## Problem to work on
The entries below should be quoted exactly, with no pictures carried over.

(Data items)

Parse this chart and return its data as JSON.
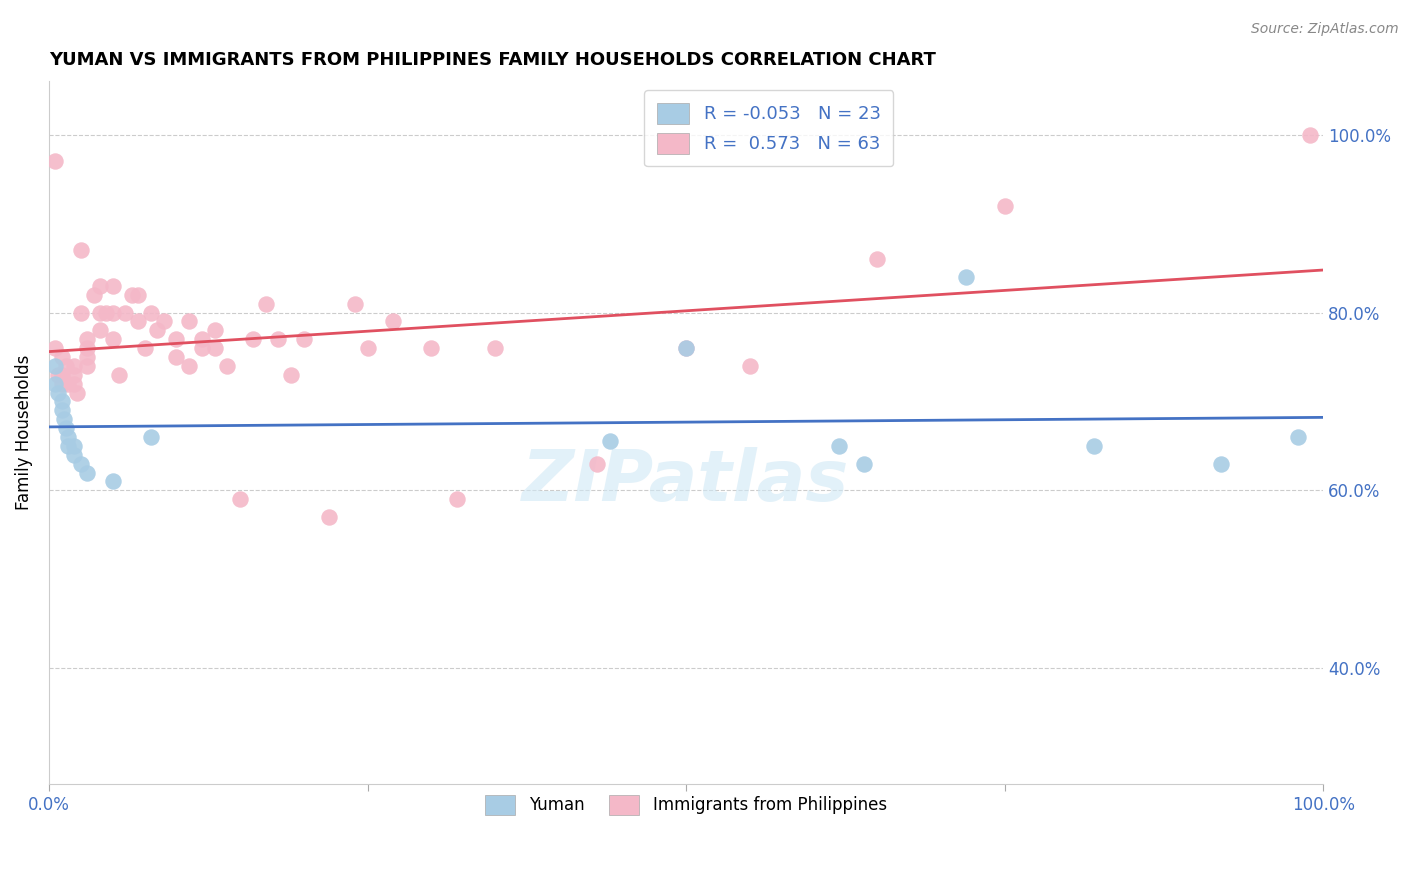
{
  "title": "YUMAN VS IMMIGRANTS FROM PHILIPPINES FAMILY HOUSEHOLDS CORRELATION CHART",
  "source": "Source: ZipAtlas.com",
  "ylabel": "Family Households",
  "legend_blue_label": "Yuman",
  "legend_pink_label": "Immigrants from Philippines",
  "R_blue": -0.053,
  "N_blue": 23,
  "R_pink": 0.573,
  "N_pink": 63,
  "blue_color": "#a8cce4",
  "pink_color": "#f4b8c8",
  "blue_line_color": "#4472c4",
  "pink_line_color": "#e05060",
  "background_color": "#ffffff",
  "watermark": "ZIPatlas",
  "xlim": [
    0.0,
    1.0
  ],
  "ylim": [
    0.27,
    1.06
  ],
  "yticks": [
    0.4,
    0.6,
    0.8,
    1.0
  ],
  "ytick_labels": [
    "40.0%",
    "60.0%",
    "80.0%",
    "100.0%"
  ],
  "blue_x": [
    0.005,
    0.005,
    0.007,
    0.01,
    0.01,
    0.012,
    0.013,
    0.015,
    0.015,
    0.02,
    0.02,
    0.025,
    0.03,
    0.05,
    0.08,
    0.44,
    0.5,
    0.62,
    0.64,
    0.72,
    0.82,
    0.92,
    0.98
  ],
  "blue_y": [
    0.74,
    0.72,
    0.71,
    0.7,
    0.69,
    0.68,
    0.67,
    0.66,
    0.65,
    0.65,
    0.64,
    0.63,
    0.62,
    0.61,
    0.66,
    0.655,
    0.76,
    0.65,
    0.63,
    0.84,
    0.65,
    0.63,
    0.66
  ],
  "pink_x": [
    0.005,
    0.005,
    0.007,
    0.01,
    0.01,
    0.01,
    0.013,
    0.015,
    0.02,
    0.02,
    0.02,
    0.022,
    0.025,
    0.025,
    0.03,
    0.03,
    0.03,
    0.03,
    0.035,
    0.04,
    0.04,
    0.04,
    0.045,
    0.05,
    0.05,
    0.05,
    0.055,
    0.06,
    0.065,
    0.07,
    0.07,
    0.075,
    0.08,
    0.085,
    0.09,
    0.1,
    0.1,
    0.11,
    0.11,
    0.12,
    0.12,
    0.13,
    0.13,
    0.14,
    0.15,
    0.16,
    0.17,
    0.18,
    0.19,
    0.2,
    0.22,
    0.24,
    0.25,
    0.27,
    0.3,
    0.32,
    0.35,
    0.43,
    0.5,
    0.55,
    0.65,
    0.75,
    0.99
  ],
  "pink_y": [
    0.97,
    0.76,
    0.73,
    0.75,
    0.73,
    0.72,
    0.74,
    0.72,
    0.74,
    0.73,
    0.72,
    0.71,
    0.87,
    0.8,
    0.77,
    0.76,
    0.75,
    0.74,
    0.82,
    0.83,
    0.8,
    0.78,
    0.8,
    0.83,
    0.8,
    0.77,
    0.73,
    0.8,
    0.82,
    0.82,
    0.79,
    0.76,
    0.8,
    0.78,
    0.79,
    0.77,
    0.75,
    0.79,
    0.74,
    0.77,
    0.76,
    0.78,
    0.76,
    0.74,
    0.59,
    0.77,
    0.81,
    0.77,
    0.73,
    0.77,
    0.57,
    0.81,
    0.76,
    0.79,
    0.76,
    0.59,
    0.76,
    0.63,
    0.76,
    0.74,
    0.86,
    0.92,
    1.0
  ]
}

## Correct answer
Parse this chart and return its data as JSON.
{
  "title": "YUMAN VS IMMIGRANTS FROM PHILIPPINES FAMILY HOUSEHOLDS CORRELATION CHART",
  "source": "Source: ZipAtlas.com",
  "ylabel": "Family Households",
  "legend_blue_label": "Yuman",
  "legend_pink_label": "Immigrants from Philippines",
  "R_blue": -0.053,
  "N_blue": 23,
  "R_pink": 0.573,
  "N_pink": 63,
  "blue_color": "#a8cce4",
  "pink_color": "#f4b8c8",
  "blue_line_color": "#4472c4",
  "pink_line_color": "#e05060",
  "background_color": "#ffffff",
  "watermark": "ZIPatlas",
  "xlim": [
    0.0,
    1.0
  ],
  "ylim": [
    0.27,
    1.06
  ],
  "yticks": [
    0.4,
    0.6,
    0.8,
    1.0
  ],
  "ytick_labels": [
    "40.0%",
    "60.0%",
    "80.0%",
    "100.0%"
  ],
  "blue_x": [
    0.005,
    0.005,
    0.007,
    0.01,
    0.01,
    0.012,
    0.013,
    0.015,
    0.015,
    0.02,
    0.02,
    0.025,
    0.03,
    0.05,
    0.08,
    0.44,
    0.5,
    0.62,
    0.64,
    0.72,
    0.82,
    0.92,
    0.98
  ],
  "blue_y": [
    0.74,
    0.72,
    0.71,
    0.7,
    0.69,
    0.68,
    0.67,
    0.66,
    0.65,
    0.65,
    0.64,
    0.63,
    0.62,
    0.61,
    0.66,
    0.655,
    0.76,
    0.65,
    0.63,
    0.84,
    0.65,
    0.63,
    0.66
  ],
  "pink_x": [
    0.005,
    0.005,
    0.007,
    0.01,
    0.01,
    0.01,
    0.013,
    0.015,
    0.02,
    0.02,
    0.02,
    0.022,
    0.025,
    0.025,
    0.03,
    0.03,
    0.03,
    0.03,
    0.035,
    0.04,
    0.04,
    0.04,
    0.045,
    0.05,
    0.05,
    0.05,
    0.055,
    0.06,
    0.065,
    0.07,
    0.07,
    0.075,
    0.08,
    0.085,
    0.09,
    0.1,
    0.1,
    0.11,
    0.11,
    0.12,
    0.12,
    0.13,
    0.13,
    0.14,
    0.15,
    0.16,
    0.17,
    0.18,
    0.19,
    0.2,
    0.22,
    0.24,
    0.25,
    0.27,
    0.3,
    0.32,
    0.35,
    0.43,
    0.5,
    0.55,
    0.65,
    0.75,
    0.99
  ],
  "pink_y": [
    0.97,
    0.76,
    0.73,
    0.75,
    0.73,
    0.72,
    0.74,
    0.72,
    0.74,
    0.73,
    0.72,
    0.71,
    0.87,
    0.8,
    0.77,
    0.76,
    0.75,
    0.74,
    0.82,
    0.83,
    0.8,
    0.78,
    0.8,
    0.83,
    0.8,
    0.77,
    0.73,
    0.8,
    0.82,
    0.82,
    0.79,
    0.76,
    0.8,
    0.78,
    0.79,
    0.77,
    0.75,
    0.79,
    0.74,
    0.77,
    0.76,
    0.78,
    0.76,
    0.74,
    0.59,
    0.77,
    0.81,
    0.77,
    0.73,
    0.77,
    0.57,
    0.81,
    0.76,
    0.79,
    0.76,
    0.59,
    0.76,
    0.63,
    0.76,
    0.74,
    0.86,
    0.92,
    1.0
  ]
}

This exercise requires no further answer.